### WHAT YOU WILL DO:
Any pictures in the records below should be skipped; write out everything else exactly.

Figure content listings
------------------------------

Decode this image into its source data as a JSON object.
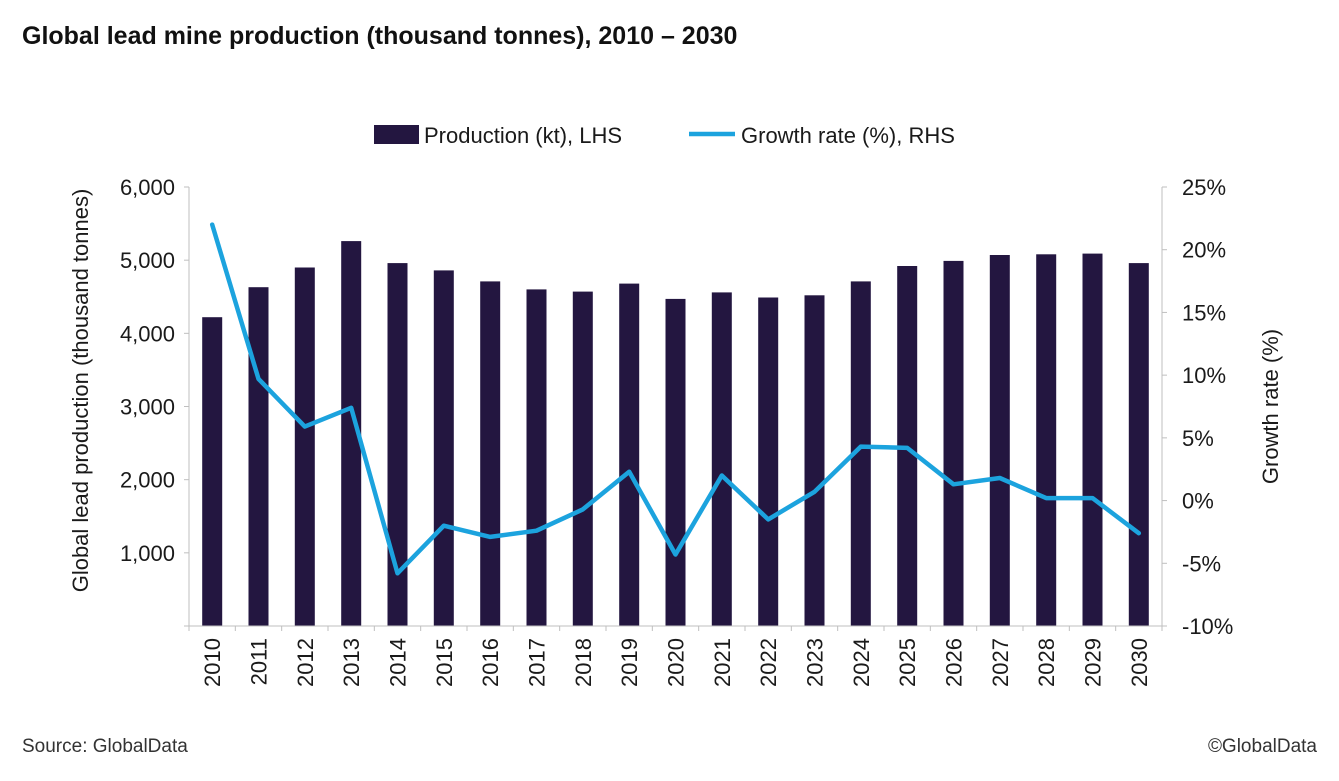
{
  "header": {
    "title": "Global lead mine production (thousand tonnes), 2010 – 2030"
  },
  "footer": {
    "source": "Source: GlobalData",
    "copyright": "©GlobalData"
  },
  "colors": {
    "bar": "#231640",
    "line": "#1ca3de",
    "axis": "#bfbfbf"
  },
  "chart_data": {
    "type": "bar",
    "categories": [
      "2010",
      "2011",
      "2012",
      "2013",
      "2014",
      "2015",
      "2016",
      "2017",
      "2018",
      "2019",
      "2020",
      "2021",
      "2022",
      "2023",
      "2024",
      "2025",
      "2026",
      "2027",
      "2028",
      "2029",
      "2030"
    ],
    "series": [
      {
        "name": "Production (kt), LHS",
        "type": "bar",
        "axis": "left",
        "values": [
          4220,
          4630,
          4900,
          5260,
          4960,
          4860,
          4710,
          4600,
          4570,
          4680,
          4470,
          4560,
          4490,
          4520,
          4710,
          4920,
          4990,
          5070,
          5080,
          5090,
          4960
        ]
      },
      {
        "name": "Growth rate (%), RHS",
        "type": "line",
        "axis": "right",
        "values": [
          22.0,
          9.7,
          5.9,
          7.4,
          -5.8,
          -2.0,
          -2.9,
          -2.4,
          -0.7,
          2.3,
          -4.3,
          2.0,
          -1.5,
          0.7,
          4.3,
          4.2,
          1.3,
          1.8,
          0.2,
          0.2,
          -2.6
        ]
      }
    ],
    "ylabel": "Global lead production (thousand tonnes)",
    "ylabel_right": "Growth rate (%)",
    "ylim": [
      0,
      6000
    ],
    "ylim_right": [
      -10,
      25
    ],
    "yticks": [
      1000,
      2000,
      3000,
      4000,
      5000,
      6000
    ],
    "yticks_labels": [
      "1,000",
      "2,000",
      "3,000",
      "4,000",
      "5,000",
      "6,000"
    ],
    "yticks_right": [
      -10,
      -5,
      0,
      5,
      10,
      15,
      20,
      25
    ],
    "yticks_right_labels": [
      "-10%",
      "-5%",
      "0%",
      "5%",
      "10%",
      "15%",
      "20%",
      "25%"
    ],
    "legend_position": "top-center",
    "grid": false
  }
}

------------------------------

### ANSWER TO THIS EXERCISE:
Decode this image into its source data as a JSON object.
{
  "header": {
    "title": "Global lead mine production (thousand tonnes), 2010 – 2030"
  },
  "footer": {
    "source": "Source: GlobalData",
    "copyright": "©GlobalData"
  },
  "colors": {
    "bar": "#231640",
    "line": "#1ca3de",
    "axis": "#bfbfbf"
  },
  "chart_data": {
    "type": "bar",
    "categories": [
      "2010",
      "2011",
      "2012",
      "2013",
      "2014",
      "2015",
      "2016",
      "2017",
      "2018",
      "2019",
      "2020",
      "2021",
      "2022",
      "2023",
      "2024",
      "2025",
      "2026",
      "2027",
      "2028",
      "2029",
      "2030"
    ],
    "series": [
      {
        "name": "Production (kt), LHS",
        "type": "bar",
        "axis": "left",
        "values": [
          4220,
          4630,
          4900,
          5260,
          4960,
          4860,
          4710,
          4600,
          4570,
          4680,
          4470,
          4560,
          4490,
          4520,
          4710,
          4920,
          4990,
          5070,
          5080,
          5090,
          4960
        ]
      },
      {
        "name": "Growth rate (%), RHS",
        "type": "line",
        "axis": "right",
        "values": [
          22.0,
          9.7,
          5.9,
          7.4,
          -5.8,
          -2.0,
          -2.9,
          -2.4,
          -0.7,
          2.3,
          -4.3,
          2.0,
          -1.5,
          0.7,
          4.3,
          4.2,
          1.3,
          1.8,
          0.2,
          0.2,
          -2.6
        ]
      }
    ],
    "ylabel": "Global lead production (thousand tonnes)",
    "ylabel_right": "Growth rate (%)",
    "ylim": [
      0,
      6000
    ],
    "ylim_right": [
      -10,
      25
    ],
    "yticks": [
      1000,
      2000,
      3000,
      4000,
      5000,
      6000
    ],
    "yticks_labels": [
      "1,000",
      "2,000",
      "3,000",
      "4,000",
      "5,000",
      "6,000"
    ],
    "yticks_right": [
      -10,
      -5,
      0,
      5,
      10,
      15,
      20,
      25
    ],
    "yticks_right_labels": [
      "-10%",
      "-5%",
      "0%",
      "5%",
      "10%",
      "15%",
      "20%",
      "25%"
    ],
    "legend_position": "top-center",
    "grid": false
  }
}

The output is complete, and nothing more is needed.